--- Exercise brief ---
Using the data below, copy every line that contains the word "background".

==========

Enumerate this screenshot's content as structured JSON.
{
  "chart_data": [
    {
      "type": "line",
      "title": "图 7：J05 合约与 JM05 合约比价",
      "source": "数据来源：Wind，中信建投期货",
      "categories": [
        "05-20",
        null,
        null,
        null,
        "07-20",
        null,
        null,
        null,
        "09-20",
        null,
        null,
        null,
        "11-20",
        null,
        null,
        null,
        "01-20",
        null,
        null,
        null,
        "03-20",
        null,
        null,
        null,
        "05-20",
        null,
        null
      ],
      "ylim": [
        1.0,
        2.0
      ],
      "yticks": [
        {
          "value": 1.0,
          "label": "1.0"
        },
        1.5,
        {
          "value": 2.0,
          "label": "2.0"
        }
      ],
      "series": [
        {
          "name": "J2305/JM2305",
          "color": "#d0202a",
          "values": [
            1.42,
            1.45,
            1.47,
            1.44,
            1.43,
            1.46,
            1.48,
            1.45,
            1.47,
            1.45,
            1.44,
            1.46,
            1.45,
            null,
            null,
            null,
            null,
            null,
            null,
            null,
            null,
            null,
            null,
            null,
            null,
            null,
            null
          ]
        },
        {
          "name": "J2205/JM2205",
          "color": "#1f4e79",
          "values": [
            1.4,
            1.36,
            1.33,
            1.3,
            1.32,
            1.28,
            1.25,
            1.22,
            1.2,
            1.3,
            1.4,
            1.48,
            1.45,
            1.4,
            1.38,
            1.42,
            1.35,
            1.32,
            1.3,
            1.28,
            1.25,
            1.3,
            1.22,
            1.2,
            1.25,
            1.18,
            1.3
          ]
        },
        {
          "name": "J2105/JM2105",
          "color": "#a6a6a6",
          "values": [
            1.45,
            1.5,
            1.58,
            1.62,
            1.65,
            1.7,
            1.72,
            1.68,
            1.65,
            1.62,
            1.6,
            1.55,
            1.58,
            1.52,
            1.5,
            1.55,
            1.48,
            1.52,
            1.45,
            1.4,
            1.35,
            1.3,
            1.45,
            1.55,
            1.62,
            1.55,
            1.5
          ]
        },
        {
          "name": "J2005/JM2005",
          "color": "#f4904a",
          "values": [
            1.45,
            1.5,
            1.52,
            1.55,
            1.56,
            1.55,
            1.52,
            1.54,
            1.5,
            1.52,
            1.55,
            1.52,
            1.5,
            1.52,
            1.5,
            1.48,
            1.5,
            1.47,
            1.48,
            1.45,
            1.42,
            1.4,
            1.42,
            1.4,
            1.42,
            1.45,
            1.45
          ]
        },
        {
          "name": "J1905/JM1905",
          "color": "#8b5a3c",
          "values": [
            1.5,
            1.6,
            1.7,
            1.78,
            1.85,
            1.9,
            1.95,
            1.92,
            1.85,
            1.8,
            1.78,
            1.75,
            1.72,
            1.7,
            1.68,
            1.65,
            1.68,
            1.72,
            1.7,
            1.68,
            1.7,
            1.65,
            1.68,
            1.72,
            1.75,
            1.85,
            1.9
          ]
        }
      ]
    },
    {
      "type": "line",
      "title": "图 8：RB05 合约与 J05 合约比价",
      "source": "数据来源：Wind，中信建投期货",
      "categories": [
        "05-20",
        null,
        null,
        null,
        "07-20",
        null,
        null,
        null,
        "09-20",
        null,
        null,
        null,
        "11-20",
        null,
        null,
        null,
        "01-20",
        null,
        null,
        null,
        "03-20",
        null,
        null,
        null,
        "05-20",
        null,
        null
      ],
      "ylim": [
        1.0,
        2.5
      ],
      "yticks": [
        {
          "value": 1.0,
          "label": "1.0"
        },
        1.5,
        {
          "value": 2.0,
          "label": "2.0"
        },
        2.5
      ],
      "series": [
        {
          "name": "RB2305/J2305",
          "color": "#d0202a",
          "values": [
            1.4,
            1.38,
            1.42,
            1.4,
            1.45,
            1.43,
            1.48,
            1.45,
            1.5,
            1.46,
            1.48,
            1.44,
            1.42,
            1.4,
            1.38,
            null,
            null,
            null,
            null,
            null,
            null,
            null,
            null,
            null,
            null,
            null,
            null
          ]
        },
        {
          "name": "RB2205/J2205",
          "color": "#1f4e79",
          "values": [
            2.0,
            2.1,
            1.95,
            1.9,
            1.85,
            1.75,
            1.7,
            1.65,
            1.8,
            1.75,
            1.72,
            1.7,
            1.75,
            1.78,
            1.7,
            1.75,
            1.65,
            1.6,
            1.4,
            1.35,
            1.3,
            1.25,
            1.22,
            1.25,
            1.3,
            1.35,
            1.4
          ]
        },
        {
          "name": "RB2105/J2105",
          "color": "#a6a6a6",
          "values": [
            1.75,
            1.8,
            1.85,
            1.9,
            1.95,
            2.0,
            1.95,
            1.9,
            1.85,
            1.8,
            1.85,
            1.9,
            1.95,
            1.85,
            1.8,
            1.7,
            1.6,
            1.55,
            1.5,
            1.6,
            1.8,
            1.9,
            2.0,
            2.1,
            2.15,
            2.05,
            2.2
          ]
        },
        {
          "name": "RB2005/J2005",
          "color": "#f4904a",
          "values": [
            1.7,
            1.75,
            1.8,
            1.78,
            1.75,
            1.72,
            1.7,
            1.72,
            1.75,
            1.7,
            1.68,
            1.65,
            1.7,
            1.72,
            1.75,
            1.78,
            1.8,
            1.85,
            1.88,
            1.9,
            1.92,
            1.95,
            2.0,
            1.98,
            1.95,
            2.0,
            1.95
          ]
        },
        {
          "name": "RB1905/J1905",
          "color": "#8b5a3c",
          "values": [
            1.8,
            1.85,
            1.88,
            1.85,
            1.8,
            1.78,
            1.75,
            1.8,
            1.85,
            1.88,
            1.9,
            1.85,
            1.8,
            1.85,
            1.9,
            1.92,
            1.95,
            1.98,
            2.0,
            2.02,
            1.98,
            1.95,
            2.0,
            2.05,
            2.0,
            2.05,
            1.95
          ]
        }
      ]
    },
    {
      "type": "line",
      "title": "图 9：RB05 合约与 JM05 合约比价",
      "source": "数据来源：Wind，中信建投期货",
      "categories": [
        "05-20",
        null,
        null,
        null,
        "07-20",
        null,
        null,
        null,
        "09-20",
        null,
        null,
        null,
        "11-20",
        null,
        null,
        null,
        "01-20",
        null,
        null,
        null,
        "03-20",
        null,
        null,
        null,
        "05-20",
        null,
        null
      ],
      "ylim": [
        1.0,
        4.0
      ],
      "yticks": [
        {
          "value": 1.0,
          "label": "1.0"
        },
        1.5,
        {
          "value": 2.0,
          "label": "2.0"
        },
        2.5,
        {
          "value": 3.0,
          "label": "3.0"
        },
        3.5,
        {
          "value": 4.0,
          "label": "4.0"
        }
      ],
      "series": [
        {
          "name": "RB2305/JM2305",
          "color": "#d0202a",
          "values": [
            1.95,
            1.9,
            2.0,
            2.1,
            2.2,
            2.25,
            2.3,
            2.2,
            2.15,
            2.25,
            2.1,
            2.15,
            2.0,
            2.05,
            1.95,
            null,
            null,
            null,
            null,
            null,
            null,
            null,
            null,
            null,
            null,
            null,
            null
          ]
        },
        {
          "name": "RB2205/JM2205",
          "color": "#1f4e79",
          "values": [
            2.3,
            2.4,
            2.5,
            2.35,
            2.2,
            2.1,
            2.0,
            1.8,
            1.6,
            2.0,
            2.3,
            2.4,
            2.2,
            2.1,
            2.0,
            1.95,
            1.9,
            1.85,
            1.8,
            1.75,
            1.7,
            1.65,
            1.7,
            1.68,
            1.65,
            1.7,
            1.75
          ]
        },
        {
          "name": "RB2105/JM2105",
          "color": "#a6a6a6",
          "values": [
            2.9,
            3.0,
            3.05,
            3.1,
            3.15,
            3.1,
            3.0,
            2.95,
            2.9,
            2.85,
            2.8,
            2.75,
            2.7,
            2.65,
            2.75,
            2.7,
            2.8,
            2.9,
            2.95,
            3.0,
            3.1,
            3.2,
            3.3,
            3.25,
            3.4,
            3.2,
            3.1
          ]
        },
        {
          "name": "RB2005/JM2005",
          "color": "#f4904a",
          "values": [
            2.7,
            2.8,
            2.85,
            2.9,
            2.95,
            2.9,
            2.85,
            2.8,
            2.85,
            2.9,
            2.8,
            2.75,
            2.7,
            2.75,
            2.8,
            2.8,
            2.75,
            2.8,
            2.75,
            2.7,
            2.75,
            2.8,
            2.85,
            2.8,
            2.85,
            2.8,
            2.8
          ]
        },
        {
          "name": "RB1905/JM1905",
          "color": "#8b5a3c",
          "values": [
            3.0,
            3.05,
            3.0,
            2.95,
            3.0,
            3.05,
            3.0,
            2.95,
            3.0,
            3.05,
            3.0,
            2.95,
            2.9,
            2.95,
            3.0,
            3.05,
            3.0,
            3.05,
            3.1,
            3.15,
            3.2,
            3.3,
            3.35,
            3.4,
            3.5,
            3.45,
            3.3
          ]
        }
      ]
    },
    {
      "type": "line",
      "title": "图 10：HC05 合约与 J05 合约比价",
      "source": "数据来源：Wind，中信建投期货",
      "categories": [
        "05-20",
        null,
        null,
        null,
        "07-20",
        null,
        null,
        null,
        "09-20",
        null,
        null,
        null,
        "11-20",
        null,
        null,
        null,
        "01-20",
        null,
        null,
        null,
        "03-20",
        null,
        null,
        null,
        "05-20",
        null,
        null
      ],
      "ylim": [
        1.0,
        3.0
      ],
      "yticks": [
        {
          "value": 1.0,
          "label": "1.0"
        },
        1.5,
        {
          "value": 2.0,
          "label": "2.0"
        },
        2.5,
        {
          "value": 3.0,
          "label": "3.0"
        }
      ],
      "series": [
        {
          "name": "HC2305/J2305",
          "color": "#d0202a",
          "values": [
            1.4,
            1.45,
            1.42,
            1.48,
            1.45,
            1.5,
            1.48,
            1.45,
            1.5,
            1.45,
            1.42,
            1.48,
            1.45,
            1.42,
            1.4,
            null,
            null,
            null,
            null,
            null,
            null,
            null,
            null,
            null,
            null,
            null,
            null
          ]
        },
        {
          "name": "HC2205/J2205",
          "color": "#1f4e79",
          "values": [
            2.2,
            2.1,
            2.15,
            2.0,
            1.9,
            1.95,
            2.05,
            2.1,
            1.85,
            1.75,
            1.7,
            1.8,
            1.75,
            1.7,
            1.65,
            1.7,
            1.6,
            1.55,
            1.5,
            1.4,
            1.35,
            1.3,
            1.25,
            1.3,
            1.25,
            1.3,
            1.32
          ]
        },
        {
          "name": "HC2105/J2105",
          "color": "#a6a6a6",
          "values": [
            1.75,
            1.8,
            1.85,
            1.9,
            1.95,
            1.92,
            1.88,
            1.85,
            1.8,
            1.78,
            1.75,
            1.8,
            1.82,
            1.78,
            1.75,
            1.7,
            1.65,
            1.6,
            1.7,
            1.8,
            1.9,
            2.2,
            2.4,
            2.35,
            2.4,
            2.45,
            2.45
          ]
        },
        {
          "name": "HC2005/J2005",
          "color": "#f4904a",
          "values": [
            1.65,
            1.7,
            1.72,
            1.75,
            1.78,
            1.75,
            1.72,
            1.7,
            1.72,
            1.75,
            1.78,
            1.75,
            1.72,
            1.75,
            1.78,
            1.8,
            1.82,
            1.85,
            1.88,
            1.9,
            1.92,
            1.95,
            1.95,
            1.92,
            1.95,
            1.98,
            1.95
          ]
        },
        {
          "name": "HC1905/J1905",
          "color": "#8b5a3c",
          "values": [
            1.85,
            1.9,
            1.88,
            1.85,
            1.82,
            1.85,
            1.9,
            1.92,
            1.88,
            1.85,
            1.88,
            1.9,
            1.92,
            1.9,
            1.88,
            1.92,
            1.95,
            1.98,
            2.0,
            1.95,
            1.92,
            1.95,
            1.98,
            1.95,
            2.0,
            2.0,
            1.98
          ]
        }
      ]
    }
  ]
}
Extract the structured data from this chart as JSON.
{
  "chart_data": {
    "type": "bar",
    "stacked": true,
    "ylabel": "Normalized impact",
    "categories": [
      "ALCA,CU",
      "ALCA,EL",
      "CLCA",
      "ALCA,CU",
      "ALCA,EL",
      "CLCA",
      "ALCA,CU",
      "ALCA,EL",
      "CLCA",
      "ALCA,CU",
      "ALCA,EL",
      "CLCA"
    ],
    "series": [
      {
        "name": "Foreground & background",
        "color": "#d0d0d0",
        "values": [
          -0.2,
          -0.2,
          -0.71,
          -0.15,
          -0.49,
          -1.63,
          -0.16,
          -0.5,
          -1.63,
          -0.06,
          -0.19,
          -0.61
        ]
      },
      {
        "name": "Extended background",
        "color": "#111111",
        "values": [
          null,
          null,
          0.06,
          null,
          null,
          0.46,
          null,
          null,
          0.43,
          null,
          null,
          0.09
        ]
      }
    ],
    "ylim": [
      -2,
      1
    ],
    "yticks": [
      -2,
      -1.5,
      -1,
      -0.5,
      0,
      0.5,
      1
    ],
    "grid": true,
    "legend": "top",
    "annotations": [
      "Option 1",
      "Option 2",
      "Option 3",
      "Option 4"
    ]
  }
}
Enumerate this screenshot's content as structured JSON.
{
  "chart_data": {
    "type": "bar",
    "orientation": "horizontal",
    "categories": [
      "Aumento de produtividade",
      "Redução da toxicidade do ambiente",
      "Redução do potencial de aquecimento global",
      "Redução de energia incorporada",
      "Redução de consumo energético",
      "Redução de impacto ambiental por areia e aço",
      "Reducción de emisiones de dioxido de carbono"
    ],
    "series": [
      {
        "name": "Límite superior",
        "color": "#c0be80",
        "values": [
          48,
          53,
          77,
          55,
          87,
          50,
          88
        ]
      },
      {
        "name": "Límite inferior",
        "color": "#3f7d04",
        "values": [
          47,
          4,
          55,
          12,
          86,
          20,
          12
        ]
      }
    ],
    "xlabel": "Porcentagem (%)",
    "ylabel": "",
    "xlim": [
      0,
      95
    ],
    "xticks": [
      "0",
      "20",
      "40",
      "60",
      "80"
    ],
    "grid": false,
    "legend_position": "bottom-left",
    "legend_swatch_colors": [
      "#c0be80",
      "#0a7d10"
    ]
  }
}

==========

--- Task response ---
        "name": "Foreground & background",
        "name": "Extended background",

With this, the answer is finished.